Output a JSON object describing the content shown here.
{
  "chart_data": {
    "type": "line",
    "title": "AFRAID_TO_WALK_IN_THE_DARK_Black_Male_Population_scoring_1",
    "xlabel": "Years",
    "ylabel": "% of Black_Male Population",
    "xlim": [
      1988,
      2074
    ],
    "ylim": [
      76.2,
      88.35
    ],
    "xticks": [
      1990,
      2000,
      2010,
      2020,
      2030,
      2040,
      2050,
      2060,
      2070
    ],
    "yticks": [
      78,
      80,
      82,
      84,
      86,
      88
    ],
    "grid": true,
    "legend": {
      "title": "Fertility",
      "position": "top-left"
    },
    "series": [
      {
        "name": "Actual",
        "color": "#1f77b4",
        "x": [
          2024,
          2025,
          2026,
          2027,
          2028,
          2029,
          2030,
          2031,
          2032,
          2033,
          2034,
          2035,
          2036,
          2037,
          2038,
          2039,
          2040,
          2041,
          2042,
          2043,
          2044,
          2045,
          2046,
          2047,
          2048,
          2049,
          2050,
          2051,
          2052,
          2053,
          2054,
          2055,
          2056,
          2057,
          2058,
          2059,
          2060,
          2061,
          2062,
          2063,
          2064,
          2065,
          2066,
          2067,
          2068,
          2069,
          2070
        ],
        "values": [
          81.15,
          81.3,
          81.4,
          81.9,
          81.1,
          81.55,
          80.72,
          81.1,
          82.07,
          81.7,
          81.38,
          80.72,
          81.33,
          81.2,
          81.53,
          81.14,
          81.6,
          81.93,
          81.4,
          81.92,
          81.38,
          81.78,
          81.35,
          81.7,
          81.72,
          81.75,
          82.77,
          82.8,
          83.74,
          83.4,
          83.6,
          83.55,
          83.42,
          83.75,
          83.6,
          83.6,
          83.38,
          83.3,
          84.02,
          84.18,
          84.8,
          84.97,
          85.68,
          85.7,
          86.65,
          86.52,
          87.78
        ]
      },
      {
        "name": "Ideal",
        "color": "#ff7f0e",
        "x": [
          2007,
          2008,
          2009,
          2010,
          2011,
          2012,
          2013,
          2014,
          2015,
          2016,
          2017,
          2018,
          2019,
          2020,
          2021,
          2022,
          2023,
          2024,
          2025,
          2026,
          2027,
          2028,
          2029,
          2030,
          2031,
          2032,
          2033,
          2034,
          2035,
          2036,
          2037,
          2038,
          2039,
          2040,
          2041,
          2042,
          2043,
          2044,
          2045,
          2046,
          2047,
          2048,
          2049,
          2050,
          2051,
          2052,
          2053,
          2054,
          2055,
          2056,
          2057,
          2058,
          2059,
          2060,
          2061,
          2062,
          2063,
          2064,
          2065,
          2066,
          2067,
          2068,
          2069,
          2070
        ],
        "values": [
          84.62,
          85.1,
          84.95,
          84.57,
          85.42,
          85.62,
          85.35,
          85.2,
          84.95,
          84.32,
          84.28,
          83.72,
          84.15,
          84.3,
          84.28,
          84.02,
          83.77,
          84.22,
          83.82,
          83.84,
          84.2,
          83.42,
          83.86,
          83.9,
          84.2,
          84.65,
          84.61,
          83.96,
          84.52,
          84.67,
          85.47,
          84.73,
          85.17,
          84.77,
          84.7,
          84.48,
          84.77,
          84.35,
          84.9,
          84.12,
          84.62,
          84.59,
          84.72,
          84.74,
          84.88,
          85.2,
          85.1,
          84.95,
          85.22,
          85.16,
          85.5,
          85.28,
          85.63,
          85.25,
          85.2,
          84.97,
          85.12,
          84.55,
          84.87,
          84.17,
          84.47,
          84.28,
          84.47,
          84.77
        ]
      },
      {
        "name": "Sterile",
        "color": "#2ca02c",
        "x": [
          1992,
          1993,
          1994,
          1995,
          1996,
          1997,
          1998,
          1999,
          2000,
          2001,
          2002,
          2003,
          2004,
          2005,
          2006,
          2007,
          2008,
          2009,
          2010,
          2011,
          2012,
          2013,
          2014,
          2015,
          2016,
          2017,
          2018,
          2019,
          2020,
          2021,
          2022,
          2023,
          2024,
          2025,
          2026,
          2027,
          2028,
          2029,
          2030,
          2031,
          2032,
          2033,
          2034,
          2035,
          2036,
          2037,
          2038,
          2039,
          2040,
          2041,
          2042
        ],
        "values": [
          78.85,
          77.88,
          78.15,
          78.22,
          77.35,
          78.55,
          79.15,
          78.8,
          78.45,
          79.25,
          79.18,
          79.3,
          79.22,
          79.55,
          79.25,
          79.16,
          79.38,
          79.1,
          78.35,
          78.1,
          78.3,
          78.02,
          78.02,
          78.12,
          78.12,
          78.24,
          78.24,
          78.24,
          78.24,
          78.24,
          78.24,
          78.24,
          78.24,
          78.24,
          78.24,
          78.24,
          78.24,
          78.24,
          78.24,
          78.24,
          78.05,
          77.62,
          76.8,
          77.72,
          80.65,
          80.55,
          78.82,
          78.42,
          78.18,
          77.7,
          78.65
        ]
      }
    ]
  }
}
·····
## WRITTEN REQUEST
Pull out every line in the material above where "name" occurs.

## WRITTEN RESPONSE
        "name": "Actual",
        "name": "Ideal",
        "name": "Sterile",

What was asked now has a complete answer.